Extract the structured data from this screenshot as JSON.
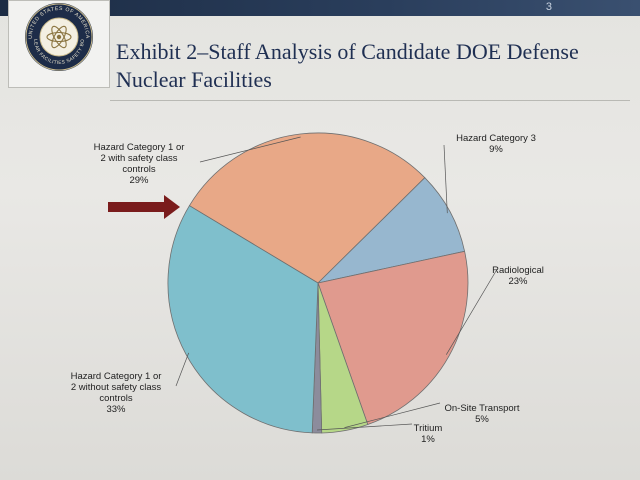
{
  "page_number": "3",
  "seal": {
    "top_text": "UNITED STATES OF AMERICA",
    "bottom_text": "NUCLEAR FACILITIES SAFETY BOARD",
    "icon": "atom-icon"
  },
  "title": {
    "line1": "Exhibit 2–Staff Analysis of Candidate DOE Defense",
    "line2": "Nuclear Facilities"
  },
  "colors": {
    "hc1_with": "#e8a887",
    "hc3": "#97b7cf",
    "radiological": "#e09a8e",
    "onsite": "#b6d788",
    "tritium": "#8c8c9c",
    "hc1_without": "#7fbfcc",
    "arrow": "#7a1c1c"
  },
  "chart_data": {
    "type": "pie",
    "title": "",
    "slices": [
      {
        "label": [
          "Hazard Category 1 or",
          "2 with safety class",
          "controls"
        ],
        "value": 29,
        "pct_label": "29%"
      },
      {
        "label": [
          "Hazard Category 3"
        ],
        "value": 9,
        "pct_label": "9%"
      },
      {
        "label": [
          "Radiological"
        ],
        "value": 23,
        "pct_label": "23%"
      },
      {
        "label": [
          "On-Site Transport"
        ],
        "value": 5,
        "pct_label": "5%"
      },
      {
        "label": [
          "Tritium"
        ],
        "value": 1,
        "pct_label": "1%"
      },
      {
        "label": [
          "Hazard Category 1 or",
          "2 without safety class",
          "controls"
        ],
        "value": 33,
        "pct_label": "33%"
      }
    ],
    "highlighted_slice": 0,
    "legend": "none"
  }
}
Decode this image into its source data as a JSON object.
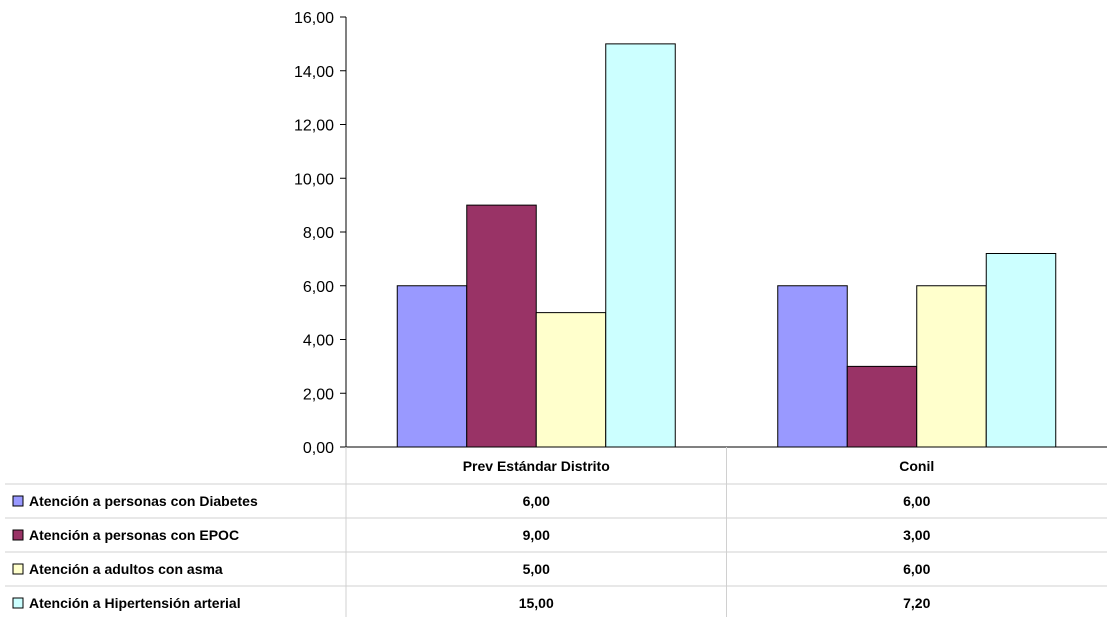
{
  "chart_data": {
    "type": "bar",
    "categories": [
      "Prev Estándar Distrito",
      "Conil"
    ],
    "series": [
      {
        "name": "Atención a personas con Diabetes",
        "values": [
          6.0,
          6.0
        ],
        "labels": [
          "6,00",
          "6,00"
        ],
        "color": "#9999ff"
      },
      {
        "name": "Atención a personas con EPOC",
        "values": [
          9.0,
          3.0
        ],
        "labels": [
          "9,00",
          "3,00"
        ],
        "color": "#993366"
      },
      {
        "name": "Atención a adultos con asma",
        "values": [
          5.0,
          6.0
        ],
        "labels": [
          "5,00",
          "6,00"
        ],
        "color": "#ffffcc"
      },
      {
        "name": "Atención a Hipertensión arterial",
        "values": [
          15.0,
          7.2
        ],
        "labels": [
          "15,00",
          "7,20"
        ],
        "color": "#ccffff"
      }
    ],
    "ylim": [
      0,
      16
    ],
    "yticks": [
      0,
      2,
      4,
      6,
      8,
      10,
      12,
      14,
      16
    ],
    "ytick_labels": [
      "0,00",
      "2,00",
      "4,00",
      "6,00",
      "8,00",
      "10,00",
      "12,00",
      "14,00",
      "16,00"
    ],
    "xlabel": "",
    "ylabel": "",
    "grid": false,
    "legend": "data-table"
  }
}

**WORK TO DO**
Take each line of the material that contains the word "name" and list it.

**OUTPUT FOR THIS EXERCISE**
        "name": "Atención a personas con Diabetes",
        "name": "Atención a personas con EPOC",
        "name": "Atención a adultos con asma",
        "name": "Atención a Hipertensión arterial",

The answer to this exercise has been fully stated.